**Stated goal:** Exclude all pictures, then copy each of the records exactly as written.

**Record excerpts:**
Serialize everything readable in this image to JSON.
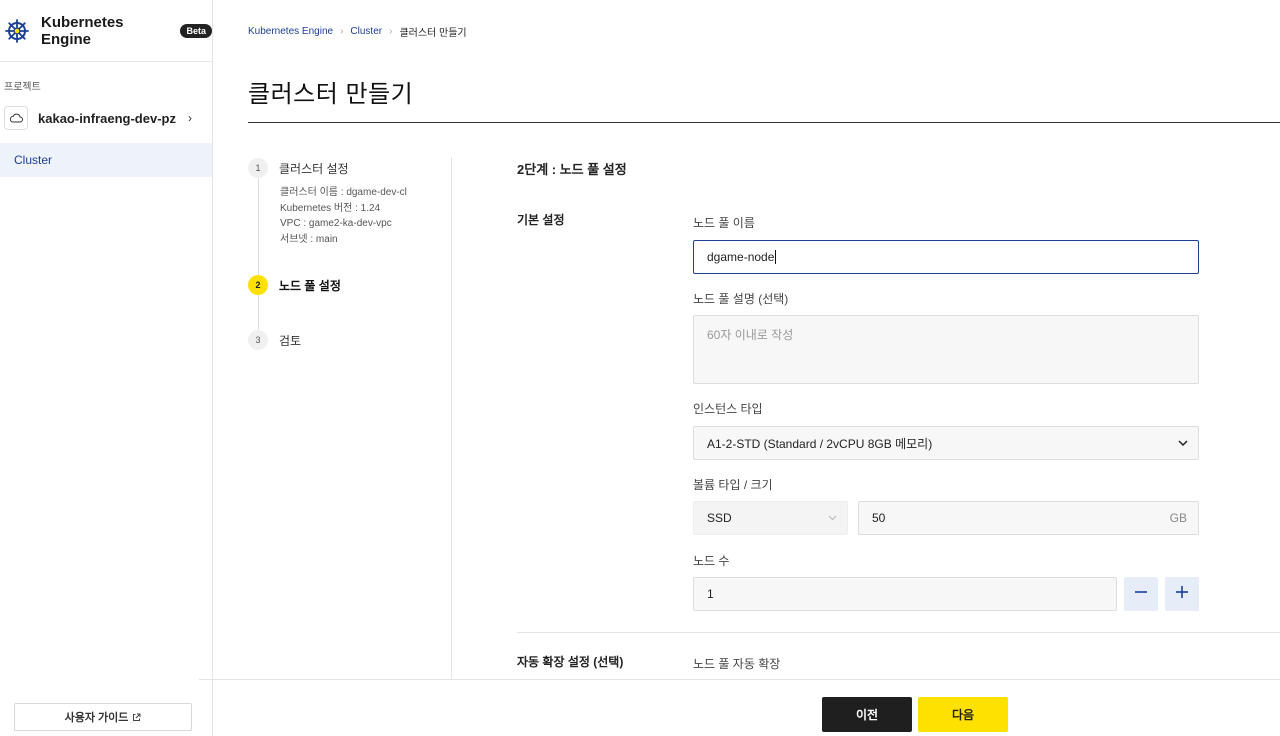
{
  "sidebar": {
    "brand_name": "Kubernetes Engine",
    "beta_badge": "Beta",
    "project_section_label": "프로젝트",
    "project_name": "kakao-infraeng-dev-pz",
    "nav_cluster": "Cluster",
    "user_guide": "사용자 가이드"
  },
  "breadcrumb": {
    "items": [
      "Kubernetes Engine",
      "Cluster",
      "클러스터 만들기"
    ]
  },
  "page": {
    "title": "클러스터 만들기"
  },
  "steps": [
    {
      "number": "1",
      "label": "클러스터 설정",
      "summary": [
        "클러스터 이름 : dgame-dev-cl",
        "Kubernetes 버전 : 1.24",
        "VPC : game2-ka-dev-vpc",
        "서브넷 : main"
      ]
    },
    {
      "number": "2",
      "label": "노드 풀 설정",
      "active": true
    },
    {
      "number": "3",
      "label": "검토"
    }
  ],
  "form": {
    "section_title": "2단계 : 노드 풀 설정",
    "basic_group": "기본 설정",
    "autoscale_group": "자동 확장 설정 (선택)",
    "node_pool_name": {
      "label": "노드 풀 이름",
      "value": "dgame-node"
    },
    "node_pool_desc": {
      "label": "노드 풀 설명 (선택)",
      "placeholder": "60자 이내로 작성"
    },
    "instance_type": {
      "label": "인스턴스 타입",
      "value": "A1-2-STD (Standard / 2vCPU 8GB 메모리)"
    },
    "volume": {
      "label": "볼륨 타입 / 크기",
      "type": "SSD",
      "size": "50",
      "unit": "GB"
    },
    "node_count": {
      "label": "노드 수",
      "value": "1"
    },
    "autoscale_label": "노드 풀 자동 확장"
  },
  "footer": {
    "prev": "이전",
    "next": "다음"
  },
  "colors": {
    "accent_yellow": "#ffe100",
    "link_blue": "#1c3f95",
    "dark_button": "#1f1f1f"
  }
}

**Correct output:**
Serialize everything readable in this image to JSON.
{
  "sidebar": {
    "brand_name": "Kubernetes Engine",
    "beta_badge": "Beta",
    "project_section_label": "프로젝트",
    "project_name": "kakao-infraeng-dev-pz",
    "nav_cluster": "Cluster",
    "user_guide": "사용자 가이드"
  },
  "breadcrumb": {
    "items": [
      "Kubernetes Engine",
      "Cluster",
      "클러스터 만들기"
    ]
  },
  "page": {
    "title": "클러스터 만들기"
  },
  "steps": [
    {
      "number": "1",
      "label": "클러스터 설정",
      "summary": [
        "클러스터 이름 : dgame-dev-cl",
        "Kubernetes 버전 : 1.24",
        "VPC : game2-ka-dev-vpc",
        "서브넷 : main"
      ]
    },
    {
      "number": "2",
      "label": "노드 풀 설정",
      "active": true
    },
    {
      "number": "3",
      "label": "검토"
    }
  ],
  "form": {
    "section_title": "2단계 : 노드 풀 설정",
    "basic_group": "기본 설정",
    "autoscale_group": "자동 확장 설정 (선택)",
    "node_pool_name": {
      "label": "노드 풀 이름",
      "value": "dgame-node"
    },
    "node_pool_desc": {
      "label": "노드 풀 설명 (선택)",
      "placeholder": "60자 이내로 작성"
    },
    "instance_type": {
      "label": "인스턴스 타입",
      "value": "A1-2-STD (Standard / 2vCPU 8GB 메모리)"
    },
    "volume": {
      "label": "볼륨 타입 / 크기",
      "type": "SSD",
      "size": "50",
      "unit": "GB"
    },
    "node_count": {
      "label": "노드 수",
      "value": "1"
    },
    "autoscale_label": "노드 풀 자동 확장"
  },
  "footer": {
    "prev": "이전",
    "next": "다음"
  },
  "colors": {
    "accent_yellow": "#ffe100",
    "link_blue": "#1c3f95",
    "dark_button": "#1f1f1f"
  }
}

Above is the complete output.